Data entries:
—————
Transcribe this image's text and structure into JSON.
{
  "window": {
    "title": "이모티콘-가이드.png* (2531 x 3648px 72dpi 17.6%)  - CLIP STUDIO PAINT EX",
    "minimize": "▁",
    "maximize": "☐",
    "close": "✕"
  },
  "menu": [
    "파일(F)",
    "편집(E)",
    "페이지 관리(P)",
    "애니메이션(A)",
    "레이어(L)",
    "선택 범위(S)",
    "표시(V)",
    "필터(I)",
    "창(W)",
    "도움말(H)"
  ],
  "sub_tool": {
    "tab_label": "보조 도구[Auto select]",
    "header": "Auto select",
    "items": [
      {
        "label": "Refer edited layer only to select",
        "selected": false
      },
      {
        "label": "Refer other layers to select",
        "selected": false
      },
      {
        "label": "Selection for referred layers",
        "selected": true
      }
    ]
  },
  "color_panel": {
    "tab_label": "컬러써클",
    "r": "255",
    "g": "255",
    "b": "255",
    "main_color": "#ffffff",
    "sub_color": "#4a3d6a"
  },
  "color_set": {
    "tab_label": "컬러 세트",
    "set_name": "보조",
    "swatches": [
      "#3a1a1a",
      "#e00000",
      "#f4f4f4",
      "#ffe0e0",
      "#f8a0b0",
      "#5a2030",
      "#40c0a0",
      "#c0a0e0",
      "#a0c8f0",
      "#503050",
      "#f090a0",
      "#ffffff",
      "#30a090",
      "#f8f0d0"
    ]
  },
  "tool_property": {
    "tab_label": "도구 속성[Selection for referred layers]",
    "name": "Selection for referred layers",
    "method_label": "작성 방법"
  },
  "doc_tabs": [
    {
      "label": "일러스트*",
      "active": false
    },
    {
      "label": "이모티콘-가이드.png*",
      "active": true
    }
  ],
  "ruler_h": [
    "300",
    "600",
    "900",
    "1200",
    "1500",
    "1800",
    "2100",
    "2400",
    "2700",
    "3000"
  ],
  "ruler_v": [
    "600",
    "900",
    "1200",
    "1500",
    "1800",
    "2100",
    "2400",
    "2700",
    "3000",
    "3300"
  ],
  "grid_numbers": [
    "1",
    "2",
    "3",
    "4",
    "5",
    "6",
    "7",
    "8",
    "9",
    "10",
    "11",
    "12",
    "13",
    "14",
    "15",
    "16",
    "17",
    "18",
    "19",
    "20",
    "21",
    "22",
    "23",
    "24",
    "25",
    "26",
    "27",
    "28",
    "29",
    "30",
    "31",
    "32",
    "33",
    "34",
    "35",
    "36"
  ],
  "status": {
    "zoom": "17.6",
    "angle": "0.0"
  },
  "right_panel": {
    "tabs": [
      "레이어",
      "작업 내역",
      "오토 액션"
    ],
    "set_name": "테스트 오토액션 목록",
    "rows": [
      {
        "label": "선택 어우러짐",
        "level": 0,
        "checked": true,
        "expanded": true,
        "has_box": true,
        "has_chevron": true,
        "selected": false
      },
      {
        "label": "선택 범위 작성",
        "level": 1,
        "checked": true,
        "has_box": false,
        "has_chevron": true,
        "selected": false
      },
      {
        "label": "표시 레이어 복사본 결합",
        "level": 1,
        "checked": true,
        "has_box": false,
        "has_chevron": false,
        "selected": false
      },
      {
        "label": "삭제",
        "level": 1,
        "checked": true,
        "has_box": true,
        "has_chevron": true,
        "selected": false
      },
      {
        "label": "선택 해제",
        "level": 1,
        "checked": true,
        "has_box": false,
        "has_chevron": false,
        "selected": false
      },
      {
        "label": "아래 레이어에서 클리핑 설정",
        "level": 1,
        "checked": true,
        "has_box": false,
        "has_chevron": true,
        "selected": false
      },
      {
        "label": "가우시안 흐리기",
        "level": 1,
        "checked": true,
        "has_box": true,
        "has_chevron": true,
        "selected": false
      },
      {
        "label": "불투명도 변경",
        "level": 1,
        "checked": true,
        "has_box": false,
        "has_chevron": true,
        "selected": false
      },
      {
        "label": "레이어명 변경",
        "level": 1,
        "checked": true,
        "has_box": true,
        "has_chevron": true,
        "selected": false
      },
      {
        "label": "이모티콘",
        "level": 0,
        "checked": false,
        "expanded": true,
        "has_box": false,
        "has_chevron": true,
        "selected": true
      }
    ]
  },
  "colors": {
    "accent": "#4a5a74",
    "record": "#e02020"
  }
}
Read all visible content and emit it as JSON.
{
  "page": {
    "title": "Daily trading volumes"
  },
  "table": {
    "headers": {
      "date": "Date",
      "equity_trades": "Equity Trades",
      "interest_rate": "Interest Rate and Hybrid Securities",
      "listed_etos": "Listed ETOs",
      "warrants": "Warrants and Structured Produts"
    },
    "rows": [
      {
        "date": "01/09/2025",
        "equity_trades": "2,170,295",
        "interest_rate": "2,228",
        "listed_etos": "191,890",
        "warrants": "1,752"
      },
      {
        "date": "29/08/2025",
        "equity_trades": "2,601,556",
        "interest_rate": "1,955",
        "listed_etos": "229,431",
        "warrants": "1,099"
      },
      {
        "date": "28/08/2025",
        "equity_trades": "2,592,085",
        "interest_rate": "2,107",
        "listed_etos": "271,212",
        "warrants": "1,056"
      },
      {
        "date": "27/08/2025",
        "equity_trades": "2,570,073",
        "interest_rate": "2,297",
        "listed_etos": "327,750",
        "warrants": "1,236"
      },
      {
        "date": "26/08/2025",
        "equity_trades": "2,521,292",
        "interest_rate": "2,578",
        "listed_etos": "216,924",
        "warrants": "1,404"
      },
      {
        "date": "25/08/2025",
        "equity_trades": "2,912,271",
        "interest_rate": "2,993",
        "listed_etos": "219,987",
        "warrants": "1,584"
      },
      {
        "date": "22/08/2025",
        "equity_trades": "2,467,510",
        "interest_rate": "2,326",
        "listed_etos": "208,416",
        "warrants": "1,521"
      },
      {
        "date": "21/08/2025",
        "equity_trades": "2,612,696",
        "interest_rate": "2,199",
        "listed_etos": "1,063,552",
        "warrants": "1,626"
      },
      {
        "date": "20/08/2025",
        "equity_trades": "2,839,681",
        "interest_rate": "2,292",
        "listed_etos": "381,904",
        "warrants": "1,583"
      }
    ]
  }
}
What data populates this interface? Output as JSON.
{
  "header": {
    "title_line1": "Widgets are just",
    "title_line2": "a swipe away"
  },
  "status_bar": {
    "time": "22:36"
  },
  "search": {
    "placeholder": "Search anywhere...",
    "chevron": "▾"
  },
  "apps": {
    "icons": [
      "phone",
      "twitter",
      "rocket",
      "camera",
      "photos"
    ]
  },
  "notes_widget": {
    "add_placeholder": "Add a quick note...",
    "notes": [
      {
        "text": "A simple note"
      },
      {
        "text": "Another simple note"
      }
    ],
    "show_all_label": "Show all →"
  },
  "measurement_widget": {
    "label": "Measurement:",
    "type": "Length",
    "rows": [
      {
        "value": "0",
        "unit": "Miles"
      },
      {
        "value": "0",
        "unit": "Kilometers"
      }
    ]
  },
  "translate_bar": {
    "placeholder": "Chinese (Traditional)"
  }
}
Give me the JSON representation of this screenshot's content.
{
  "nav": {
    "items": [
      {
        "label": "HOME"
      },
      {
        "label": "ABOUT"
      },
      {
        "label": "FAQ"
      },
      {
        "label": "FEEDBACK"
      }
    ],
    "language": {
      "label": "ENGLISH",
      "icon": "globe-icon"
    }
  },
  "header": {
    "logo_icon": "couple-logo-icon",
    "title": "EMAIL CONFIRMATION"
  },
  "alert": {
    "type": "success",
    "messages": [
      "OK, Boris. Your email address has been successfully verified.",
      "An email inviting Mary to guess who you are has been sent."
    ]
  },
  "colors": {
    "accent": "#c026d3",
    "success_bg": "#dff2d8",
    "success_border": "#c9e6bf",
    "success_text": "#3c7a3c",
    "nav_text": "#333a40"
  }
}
—————
● Task to carry out
Return every line above in which the string "layers" occurs.

● Response for this exercise
        "label": "Refer other layers to select",
        "label": "Selection for referred layers",
    "tab_label": "도구 속성[Selection for referred layers]",
    "name": "Selection for referred layers",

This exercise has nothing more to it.